## Work instructions
Reproduce this listing in full.

## Stored data
[START]
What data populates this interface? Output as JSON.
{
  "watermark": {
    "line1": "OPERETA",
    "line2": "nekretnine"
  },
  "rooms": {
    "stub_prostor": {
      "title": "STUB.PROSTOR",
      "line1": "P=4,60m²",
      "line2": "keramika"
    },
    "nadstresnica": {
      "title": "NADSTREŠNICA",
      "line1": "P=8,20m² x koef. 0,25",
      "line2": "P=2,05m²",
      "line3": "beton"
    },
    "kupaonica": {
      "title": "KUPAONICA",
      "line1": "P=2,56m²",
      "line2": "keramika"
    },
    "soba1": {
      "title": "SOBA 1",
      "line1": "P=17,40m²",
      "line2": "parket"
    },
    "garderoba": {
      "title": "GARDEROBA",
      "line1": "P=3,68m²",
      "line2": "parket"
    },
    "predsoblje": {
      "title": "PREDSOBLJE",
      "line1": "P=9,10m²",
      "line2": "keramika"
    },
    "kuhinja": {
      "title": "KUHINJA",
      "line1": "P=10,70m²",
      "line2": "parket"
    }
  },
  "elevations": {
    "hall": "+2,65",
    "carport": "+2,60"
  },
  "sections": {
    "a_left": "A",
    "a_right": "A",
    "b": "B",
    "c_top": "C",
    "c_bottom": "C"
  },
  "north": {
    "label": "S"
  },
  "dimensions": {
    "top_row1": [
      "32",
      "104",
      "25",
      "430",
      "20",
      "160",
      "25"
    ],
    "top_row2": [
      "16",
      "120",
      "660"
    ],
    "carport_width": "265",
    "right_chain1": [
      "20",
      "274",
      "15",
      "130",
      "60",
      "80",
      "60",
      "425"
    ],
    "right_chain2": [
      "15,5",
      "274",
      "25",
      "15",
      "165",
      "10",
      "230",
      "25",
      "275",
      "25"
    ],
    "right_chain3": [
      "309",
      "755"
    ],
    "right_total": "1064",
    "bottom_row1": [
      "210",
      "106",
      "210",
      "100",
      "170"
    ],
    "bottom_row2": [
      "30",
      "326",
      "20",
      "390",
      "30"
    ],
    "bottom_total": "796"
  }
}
[END]
## Solution for this problem
What data populates this interface? Output as JSON.
{
  "watermark": {
    "line1": "OPERETA",
    "line2": "nekretnine"
  },
  "rooms": {
    "stub_prostor": {
      "title": "STUB.PROSTOR",
      "line1": "P=4,60m²",
      "line2": "keramika"
    },
    "nadstresnica": {
      "title": "NADSTREŠNICA",
      "line1": "P=8,20m² x koef. 0,25",
      "line2": "P=2,05m²",
      "line3": "beton"
    },
    "kupaonica": {
      "title": "KUPAONICA",
      "line1": "P=2,56m²",
      "line2": "keramika"
    },
    "soba1": {
      "title": "SOBA 1",
      "line1": "P=17,40m²",
      "line2": "parket"
    },
    "garderoba": {
      "title": "GARDEROBA",
      "line1": "P=3,68m²",
      "line2": "parket"
    },
    "predsoblje": {
      "title": "PREDSOBLJE",
      "line1": "P=9,10m²",
      "line2": "keramika"
    },
    "kuhinja": {
      "title": "KUHINJA",
      "line1": "P=10,70m²",
      "line2": "parket"
    }
  },
  "elevations": {
    "hall": "+2,65",
    "carport": "+2,60"
  },
  "sections": {
    "a_left": "A",
    "a_right": "A",
    "b": "B",
    "c_top": "C",
    "c_bottom": "C"
  },
  "north": {
    "label": "S"
  },
  "dimensions": {
    "top_row1": [
      "32",
      "104",
      "25",
      "430",
      "20",
      "160",
      "25"
    ],
    "top_row2": [
      "16",
      "120",
      "660"
    ],
    "carport_width": "265",
    "right_chain1": [
      "20",
      "274",
      "15",
      "130",
      "60",
      "80",
      "60",
      "425"
    ],
    "right_chain2": [
      "15,5",
      "274",
      "25",
      "15",
      "165",
      "10",
      "230",
      "25",
      "275",
      "25"
    ],
    "right_chain3": [
      "309",
      "755"
    ],
    "right_total": "1064",
    "bottom_row1": [
      "210",
      "106",
      "210",
      "100",
      "170"
    ],
    "bottom_row2": [
      "30",
      "326",
      "20",
      "390",
      "30"
    ],
    "bottom_total": "796"
  }
}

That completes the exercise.